Dataset entries ->
-=-=-=-=-

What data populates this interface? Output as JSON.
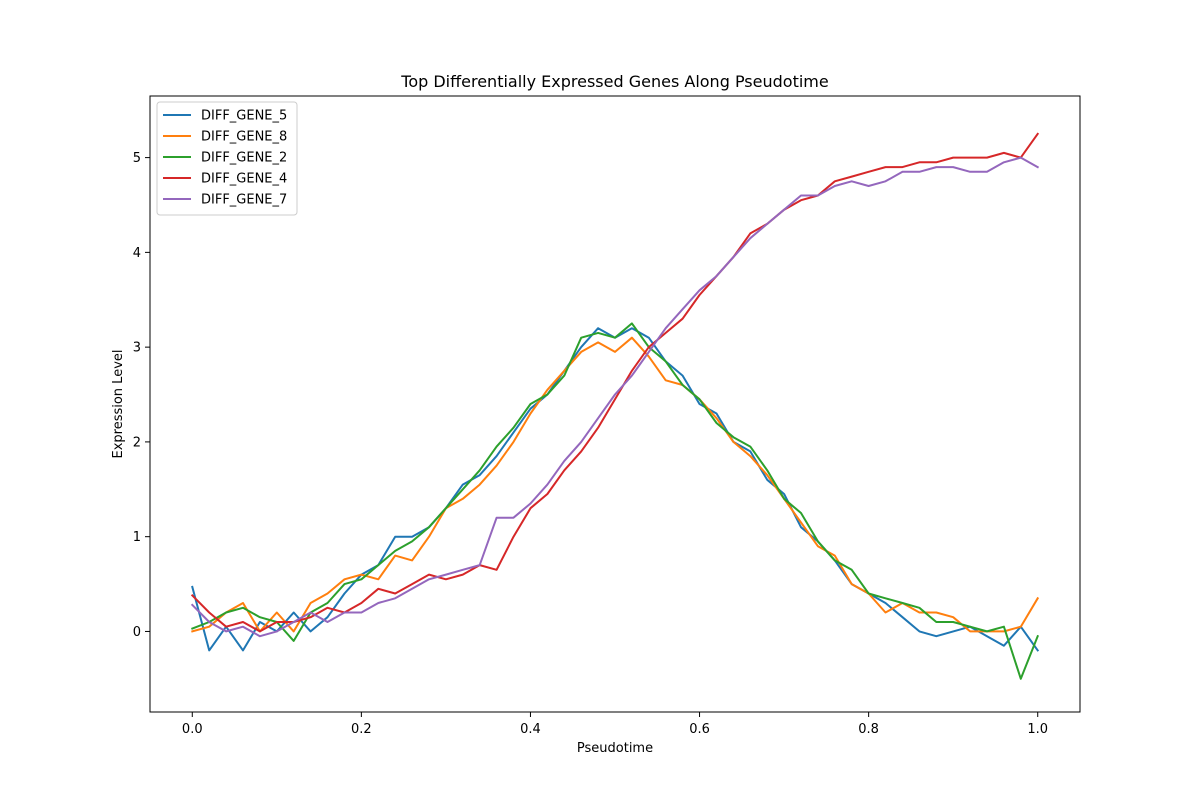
{
  "chart_data": {
    "type": "line",
    "title": "Top Differentially Expressed Genes Along Pseudotime",
    "xlabel": "Pseudotime",
    "ylabel": "Expression Level",
    "xlim": [
      -0.05,
      1.05
    ],
    "ylim": [
      -0.85,
      5.65
    ],
    "xticks": [
      0.0,
      0.2,
      0.4,
      0.6,
      0.8,
      1.0
    ],
    "xtick_labels": [
      "0.0",
      "0.2",
      "0.4",
      "0.6",
      "0.8",
      "1.0"
    ],
    "yticks": [
      0,
      1,
      2,
      3,
      4,
      5
    ],
    "ytick_labels": [
      "0",
      "1",
      "2",
      "3",
      "4",
      "5"
    ],
    "grid": false,
    "legend_position": "top-left",
    "series": [
      {
        "name": "DIFF_GENE_5",
        "color": "#1f77b4",
        "points": [
          [
            0.0,
            0.47
          ],
          [
            0.02,
            -0.2
          ],
          [
            0.04,
            0.05
          ],
          [
            0.06,
            -0.2
          ],
          [
            0.08,
            0.1
          ],
          [
            0.1,
            0.0
          ],
          [
            0.12,
            0.2
          ],
          [
            0.14,
            0.0
          ],
          [
            0.16,
            0.15
          ],
          [
            0.18,
            0.4
          ],
          [
            0.2,
            0.6
          ],
          [
            0.22,
            0.7
          ],
          [
            0.24,
            1.0
          ],
          [
            0.26,
            1.0
          ],
          [
            0.28,
            1.1
          ],
          [
            0.3,
            1.3
          ],
          [
            0.32,
            1.55
          ],
          [
            0.34,
            1.65
          ],
          [
            0.36,
            1.85
          ],
          [
            0.38,
            2.1
          ],
          [
            0.4,
            2.35
          ],
          [
            0.42,
            2.5
          ],
          [
            0.44,
            2.75
          ],
          [
            0.46,
            3.0
          ],
          [
            0.48,
            3.2
          ],
          [
            0.5,
            3.1
          ],
          [
            0.52,
            3.2
          ],
          [
            0.54,
            3.1
          ],
          [
            0.56,
            2.85
          ],
          [
            0.58,
            2.7
          ],
          [
            0.6,
            2.4
          ],
          [
            0.62,
            2.3
          ],
          [
            0.64,
            2.0
          ],
          [
            0.66,
            1.9
          ],
          [
            0.68,
            1.6
          ],
          [
            0.7,
            1.45
          ],
          [
            0.72,
            1.1
          ],
          [
            0.74,
            0.95
          ],
          [
            0.76,
            0.75
          ],
          [
            0.78,
            0.5
          ],
          [
            0.8,
            0.4
          ],
          [
            0.82,
            0.3
          ],
          [
            0.84,
            0.15
          ],
          [
            0.86,
            0.0
          ],
          [
            0.88,
            -0.05
          ],
          [
            0.9,
            0.0
          ],
          [
            0.92,
            0.05
          ],
          [
            0.94,
            -0.05
          ],
          [
            0.96,
            -0.15
          ],
          [
            0.98,
            0.05
          ],
          [
            1.0,
            -0.2
          ]
        ]
      },
      {
        "name": "DIFF_GENE_8",
        "color": "#ff7f0e",
        "points": [
          [
            0.0,
            0.0
          ],
          [
            0.02,
            0.05
          ],
          [
            0.04,
            0.2
          ],
          [
            0.06,
            0.3
          ],
          [
            0.08,
            0.0
          ],
          [
            0.1,
            0.2
          ],
          [
            0.12,
            0.0
          ],
          [
            0.14,
            0.3
          ],
          [
            0.16,
            0.4
          ],
          [
            0.18,
            0.55
          ],
          [
            0.2,
            0.6
          ],
          [
            0.22,
            0.55
          ],
          [
            0.24,
            0.8
          ],
          [
            0.26,
            0.75
          ],
          [
            0.28,
            1.0
          ],
          [
            0.3,
            1.3
          ],
          [
            0.32,
            1.4
          ],
          [
            0.34,
            1.55
          ],
          [
            0.36,
            1.75
          ],
          [
            0.38,
            2.0
          ],
          [
            0.4,
            2.3
          ],
          [
            0.42,
            2.55
          ],
          [
            0.44,
            2.75
          ],
          [
            0.46,
            2.95
          ],
          [
            0.48,
            3.05
          ],
          [
            0.5,
            2.95
          ],
          [
            0.52,
            3.1
          ],
          [
            0.54,
            2.9
          ],
          [
            0.56,
            2.65
          ],
          [
            0.58,
            2.6
          ],
          [
            0.6,
            2.45
          ],
          [
            0.62,
            2.25
          ],
          [
            0.64,
            2.0
          ],
          [
            0.66,
            1.85
          ],
          [
            0.68,
            1.65
          ],
          [
            0.7,
            1.4
          ],
          [
            0.72,
            1.15
          ],
          [
            0.74,
            0.9
          ],
          [
            0.76,
            0.8
          ],
          [
            0.78,
            0.5
          ],
          [
            0.8,
            0.4
          ],
          [
            0.82,
            0.2
          ],
          [
            0.84,
            0.3
          ],
          [
            0.86,
            0.2
          ],
          [
            0.88,
            0.2
          ],
          [
            0.9,
            0.15
          ],
          [
            0.92,
            0.0
          ],
          [
            0.94,
            0.0
          ],
          [
            0.96,
            0.0
          ],
          [
            0.98,
            0.05
          ],
          [
            1.0,
            0.35
          ]
        ]
      },
      {
        "name": "DIFF_GENE_2",
        "color": "#2ca02c",
        "points": [
          [
            0.0,
            0.03
          ],
          [
            0.02,
            0.1
          ],
          [
            0.04,
            0.2
          ],
          [
            0.06,
            0.25
          ],
          [
            0.08,
            0.15
          ],
          [
            0.1,
            0.1
          ],
          [
            0.12,
            -0.1
          ],
          [
            0.14,
            0.2
          ],
          [
            0.16,
            0.3
          ],
          [
            0.18,
            0.5
          ],
          [
            0.2,
            0.55
          ],
          [
            0.22,
            0.7
          ],
          [
            0.24,
            0.85
          ],
          [
            0.26,
            0.95
          ],
          [
            0.28,
            1.1
          ],
          [
            0.3,
            1.3
          ],
          [
            0.32,
            1.5
          ],
          [
            0.34,
            1.7
          ],
          [
            0.36,
            1.95
          ],
          [
            0.38,
            2.15
          ],
          [
            0.4,
            2.4
          ],
          [
            0.42,
            2.5
          ],
          [
            0.44,
            2.7
          ],
          [
            0.46,
            3.1
          ],
          [
            0.48,
            3.15
          ],
          [
            0.5,
            3.1
          ],
          [
            0.52,
            3.25
          ],
          [
            0.54,
            3.0
          ],
          [
            0.56,
            2.85
          ],
          [
            0.58,
            2.6
          ],
          [
            0.6,
            2.45
          ],
          [
            0.62,
            2.2
          ],
          [
            0.64,
            2.05
          ],
          [
            0.66,
            1.95
          ],
          [
            0.68,
            1.7
          ],
          [
            0.7,
            1.4
          ],
          [
            0.72,
            1.25
          ],
          [
            0.74,
            0.95
          ],
          [
            0.76,
            0.75
          ],
          [
            0.78,
            0.65
          ],
          [
            0.8,
            0.4
          ],
          [
            0.82,
            0.35
          ],
          [
            0.84,
            0.3
          ],
          [
            0.86,
            0.25
          ],
          [
            0.88,
            0.1
          ],
          [
            0.9,
            0.1
          ],
          [
            0.92,
            0.05
          ],
          [
            0.94,
            0.0
          ],
          [
            0.96,
            0.05
          ],
          [
            0.98,
            -0.5
          ],
          [
            1.0,
            -0.05
          ]
        ]
      },
      {
        "name": "DIFF_GENE_4",
        "color": "#d62728",
        "points": [
          [
            0.0,
            0.38
          ],
          [
            0.02,
            0.2
          ],
          [
            0.04,
            0.05
          ],
          [
            0.06,
            0.1
          ],
          [
            0.08,
            0.0
          ],
          [
            0.1,
            0.1
          ],
          [
            0.12,
            0.1
          ],
          [
            0.14,
            0.15
          ],
          [
            0.16,
            0.25
          ],
          [
            0.18,
            0.2
          ],
          [
            0.2,
            0.3
          ],
          [
            0.22,
            0.45
          ],
          [
            0.24,
            0.4
          ],
          [
            0.26,
            0.5
          ],
          [
            0.28,
            0.6
          ],
          [
            0.3,
            0.55
          ],
          [
            0.32,
            0.6
          ],
          [
            0.34,
            0.7
          ],
          [
            0.36,
            0.65
          ],
          [
            0.38,
            1.0
          ],
          [
            0.4,
            1.3
          ],
          [
            0.42,
            1.45
          ],
          [
            0.44,
            1.7
          ],
          [
            0.46,
            1.9
          ],
          [
            0.48,
            2.15
          ],
          [
            0.5,
            2.45
          ],
          [
            0.52,
            2.75
          ],
          [
            0.54,
            3.0
          ],
          [
            0.56,
            3.15
          ],
          [
            0.58,
            3.3
          ],
          [
            0.6,
            3.55
          ],
          [
            0.62,
            3.75
          ],
          [
            0.64,
            3.95
          ],
          [
            0.66,
            4.2
          ],
          [
            0.68,
            4.3
          ],
          [
            0.7,
            4.45
          ],
          [
            0.72,
            4.55
          ],
          [
            0.74,
            4.6
          ],
          [
            0.76,
            4.75
          ],
          [
            0.78,
            4.8
          ],
          [
            0.8,
            4.85
          ],
          [
            0.82,
            4.9
          ],
          [
            0.84,
            4.9
          ],
          [
            0.86,
            4.95
          ],
          [
            0.88,
            4.95
          ],
          [
            0.9,
            5.0
          ],
          [
            0.92,
            5.0
          ],
          [
            0.94,
            5.0
          ],
          [
            0.96,
            5.05
          ],
          [
            0.98,
            5.0
          ],
          [
            1.0,
            5.25
          ]
        ]
      },
      {
        "name": "DIFF_GENE_7",
        "color": "#9467bd",
        "points": [
          [
            0.0,
            0.28
          ],
          [
            0.02,
            0.1
          ],
          [
            0.04,
            0.0
          ],
          [
            0.06,
            0.05
          ],
          [
            0.08,
            -0.05
          ],
          [
            0.1,
            0.0
          ],
          [
            0.12,
            0.1
          ],
          [
            0.14,
            0.2
          ],
          [
            0.16,
            0.1
          ],
          [
            0.18,
            0.2
          ],
          [
            0.2,
            0.2
          ],
          [
            0.22,
            0.3
          ],
          [
            0.24,
            0.35
          ],
          [
            0.26,
            0.45
          ],
          [
            0.28,
            0.55
          ],
          [
            0.3,
            0.6
          ],
          [
            0.32,
            0.65
          ],
          [
            0.34,
            0.7
          ],
          [
            0.36,
            1.2
          ],
          [
            0.38,
            1.2
          ],
          [
            0.4,
            1.35
          ],
          [
            0.42,
            1.55
          ],
          [
            0.44,
            1.8
          ],
          [
            0.46,
            2.0
          ],
          [
            0.48,
            2.25
          ],
          [
            0.5,
            2.5
          ],
          [
            0.52,
            2.7
          ],
          [
            0.54,
            2.95
          ],
          [
            0.56,
            3.2
          ],
          [
            0.58,
            3.4
          ],
          [
            0.6,
            3.6
          ],
          [
            0.62,
            3.75
          ],
          [
            0.64,
            3.95
          ],
          [
            0.66,
            4.15
          ],
          [
            0.68,
            4.3
          ],
          [
            0.7,
            4.45
          ],
          [
            0.72,
            4.6
          ],
          [
            0.74,
            4.6
          ],
          [
            0.76,
            4.7
          ],
          [
            0.78,
            4.75
          ],
          [
            0.8,
            4.7
          ],
          [
            0.82,
            4.75
          ],
          [
            0.84,
            4.85
          ],
          [
            0.86,
            4.85
          ],
          [
            0.88,
            4.9
          ],
          [
            0.9,
            4.9
          ],
          [
            0.92,
            4.85
          ],
          [
            0.94,
            4.85
          ],
          [
            0.96,
            4.95
          ],
          [
            0.98,
            5.0
          ],
          [
            1.0,
            4.9
          ]
        ]
      }
    ]
  }
}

-=-=-=-=-

Exercise -> Given the entries above, count how many lines include the word "Pseudotime"; respond with the number only.

The answer -> 2